## Begin Recorded data
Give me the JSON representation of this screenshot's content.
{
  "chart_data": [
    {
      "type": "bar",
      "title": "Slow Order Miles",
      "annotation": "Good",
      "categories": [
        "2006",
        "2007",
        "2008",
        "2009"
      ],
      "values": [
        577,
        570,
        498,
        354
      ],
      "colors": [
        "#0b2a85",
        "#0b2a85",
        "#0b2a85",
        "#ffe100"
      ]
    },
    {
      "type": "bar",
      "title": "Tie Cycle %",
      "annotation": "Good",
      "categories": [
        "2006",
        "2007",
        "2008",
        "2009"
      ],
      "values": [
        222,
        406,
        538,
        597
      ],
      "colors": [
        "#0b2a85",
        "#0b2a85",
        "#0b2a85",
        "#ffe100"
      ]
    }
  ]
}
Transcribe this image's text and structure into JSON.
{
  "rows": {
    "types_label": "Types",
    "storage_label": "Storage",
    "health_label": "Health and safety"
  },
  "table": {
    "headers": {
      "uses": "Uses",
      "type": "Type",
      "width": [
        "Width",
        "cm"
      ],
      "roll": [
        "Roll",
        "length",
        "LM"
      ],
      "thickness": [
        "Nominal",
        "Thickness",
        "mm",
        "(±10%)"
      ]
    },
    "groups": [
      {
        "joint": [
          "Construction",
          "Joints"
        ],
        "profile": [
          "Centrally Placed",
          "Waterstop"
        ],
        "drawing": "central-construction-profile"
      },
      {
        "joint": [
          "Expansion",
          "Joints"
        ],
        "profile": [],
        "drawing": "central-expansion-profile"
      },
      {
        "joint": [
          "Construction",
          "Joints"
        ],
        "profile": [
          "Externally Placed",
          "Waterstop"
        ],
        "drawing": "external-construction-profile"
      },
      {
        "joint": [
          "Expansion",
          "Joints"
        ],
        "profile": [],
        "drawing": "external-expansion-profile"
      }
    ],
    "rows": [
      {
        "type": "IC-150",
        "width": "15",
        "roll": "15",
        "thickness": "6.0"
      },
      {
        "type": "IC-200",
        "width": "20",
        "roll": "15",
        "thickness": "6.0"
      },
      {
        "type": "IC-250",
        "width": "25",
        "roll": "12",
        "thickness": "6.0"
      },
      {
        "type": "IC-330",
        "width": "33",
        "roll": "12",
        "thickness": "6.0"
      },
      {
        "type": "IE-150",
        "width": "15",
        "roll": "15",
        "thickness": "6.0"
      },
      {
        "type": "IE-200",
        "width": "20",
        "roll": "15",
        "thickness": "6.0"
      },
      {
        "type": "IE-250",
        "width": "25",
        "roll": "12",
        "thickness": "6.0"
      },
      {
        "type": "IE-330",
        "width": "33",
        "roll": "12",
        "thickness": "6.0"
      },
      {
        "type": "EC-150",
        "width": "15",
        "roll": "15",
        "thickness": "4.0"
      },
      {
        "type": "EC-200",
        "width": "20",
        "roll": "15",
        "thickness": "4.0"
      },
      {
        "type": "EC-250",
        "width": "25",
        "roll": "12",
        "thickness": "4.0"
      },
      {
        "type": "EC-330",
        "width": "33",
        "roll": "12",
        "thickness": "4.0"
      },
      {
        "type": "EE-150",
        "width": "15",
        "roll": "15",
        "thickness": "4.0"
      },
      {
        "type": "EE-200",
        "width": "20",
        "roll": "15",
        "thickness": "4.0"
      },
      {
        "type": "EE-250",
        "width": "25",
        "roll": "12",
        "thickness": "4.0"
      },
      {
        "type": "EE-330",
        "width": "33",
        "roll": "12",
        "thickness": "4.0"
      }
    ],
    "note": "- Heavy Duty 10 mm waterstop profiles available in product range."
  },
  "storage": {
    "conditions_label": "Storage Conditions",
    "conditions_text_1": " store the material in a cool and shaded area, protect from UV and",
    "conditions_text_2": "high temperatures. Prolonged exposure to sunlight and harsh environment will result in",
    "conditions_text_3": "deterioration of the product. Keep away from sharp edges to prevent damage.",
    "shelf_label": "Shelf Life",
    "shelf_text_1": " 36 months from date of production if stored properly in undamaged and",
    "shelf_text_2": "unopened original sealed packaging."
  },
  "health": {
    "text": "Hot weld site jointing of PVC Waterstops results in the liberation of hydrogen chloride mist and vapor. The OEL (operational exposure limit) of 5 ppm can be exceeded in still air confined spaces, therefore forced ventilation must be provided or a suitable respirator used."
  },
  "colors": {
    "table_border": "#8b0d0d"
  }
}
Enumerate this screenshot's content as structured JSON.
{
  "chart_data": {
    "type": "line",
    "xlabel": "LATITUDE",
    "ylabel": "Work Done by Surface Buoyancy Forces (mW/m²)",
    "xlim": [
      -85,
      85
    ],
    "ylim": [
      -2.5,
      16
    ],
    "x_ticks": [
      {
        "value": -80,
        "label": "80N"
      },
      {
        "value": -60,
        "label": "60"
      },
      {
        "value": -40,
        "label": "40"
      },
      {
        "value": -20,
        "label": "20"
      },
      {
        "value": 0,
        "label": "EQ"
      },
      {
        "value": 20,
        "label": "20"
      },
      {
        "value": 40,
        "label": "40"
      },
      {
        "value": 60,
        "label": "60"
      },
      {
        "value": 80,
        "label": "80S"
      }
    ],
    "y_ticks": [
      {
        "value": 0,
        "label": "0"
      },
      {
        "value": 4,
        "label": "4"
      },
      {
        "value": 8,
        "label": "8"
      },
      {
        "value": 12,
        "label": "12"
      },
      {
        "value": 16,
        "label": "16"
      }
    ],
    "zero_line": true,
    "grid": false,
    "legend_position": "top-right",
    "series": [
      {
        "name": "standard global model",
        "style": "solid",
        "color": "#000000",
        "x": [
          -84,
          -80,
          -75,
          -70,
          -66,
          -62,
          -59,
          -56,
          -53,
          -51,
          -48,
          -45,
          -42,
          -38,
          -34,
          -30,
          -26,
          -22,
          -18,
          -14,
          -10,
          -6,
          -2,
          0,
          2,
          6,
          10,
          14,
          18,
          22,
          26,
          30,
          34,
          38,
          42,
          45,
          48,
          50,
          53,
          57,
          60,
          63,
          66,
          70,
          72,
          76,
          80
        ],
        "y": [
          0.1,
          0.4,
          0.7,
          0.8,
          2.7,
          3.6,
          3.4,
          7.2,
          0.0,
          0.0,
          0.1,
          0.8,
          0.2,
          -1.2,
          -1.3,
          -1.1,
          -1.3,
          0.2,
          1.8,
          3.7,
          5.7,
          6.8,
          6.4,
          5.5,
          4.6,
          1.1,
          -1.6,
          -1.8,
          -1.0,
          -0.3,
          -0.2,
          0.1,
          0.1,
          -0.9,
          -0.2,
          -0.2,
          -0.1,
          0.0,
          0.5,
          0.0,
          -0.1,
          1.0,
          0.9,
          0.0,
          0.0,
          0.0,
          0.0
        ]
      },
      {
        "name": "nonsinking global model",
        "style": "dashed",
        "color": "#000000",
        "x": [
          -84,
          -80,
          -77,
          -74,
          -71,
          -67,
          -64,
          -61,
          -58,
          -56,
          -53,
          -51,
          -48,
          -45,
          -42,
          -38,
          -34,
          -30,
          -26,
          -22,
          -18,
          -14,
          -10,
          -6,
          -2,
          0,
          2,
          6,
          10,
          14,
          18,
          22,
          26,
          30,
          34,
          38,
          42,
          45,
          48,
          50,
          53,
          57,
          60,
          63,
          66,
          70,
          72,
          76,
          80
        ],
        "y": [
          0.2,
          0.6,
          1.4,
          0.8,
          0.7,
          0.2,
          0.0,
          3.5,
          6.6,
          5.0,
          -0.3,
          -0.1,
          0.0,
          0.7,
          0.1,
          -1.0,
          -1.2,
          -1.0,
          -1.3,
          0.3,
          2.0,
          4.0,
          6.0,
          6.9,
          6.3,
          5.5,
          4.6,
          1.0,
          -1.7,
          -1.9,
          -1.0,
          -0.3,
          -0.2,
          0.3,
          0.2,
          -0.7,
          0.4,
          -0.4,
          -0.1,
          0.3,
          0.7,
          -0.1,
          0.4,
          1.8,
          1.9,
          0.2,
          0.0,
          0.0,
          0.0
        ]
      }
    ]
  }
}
## End Recorded data
Problem → Where does the word "from" appear in the listing? List each line that holds it.

Solution to this task →
    "conditions_text_1": " store the material in a cool and shaded area, protect from UV and",
    "conditions_text_3": "deterioration of the product. Keep away from sharp edges to prevent damage.",
    "shelf_text_1": " 36 months from date of production if stored properly in undamaged and",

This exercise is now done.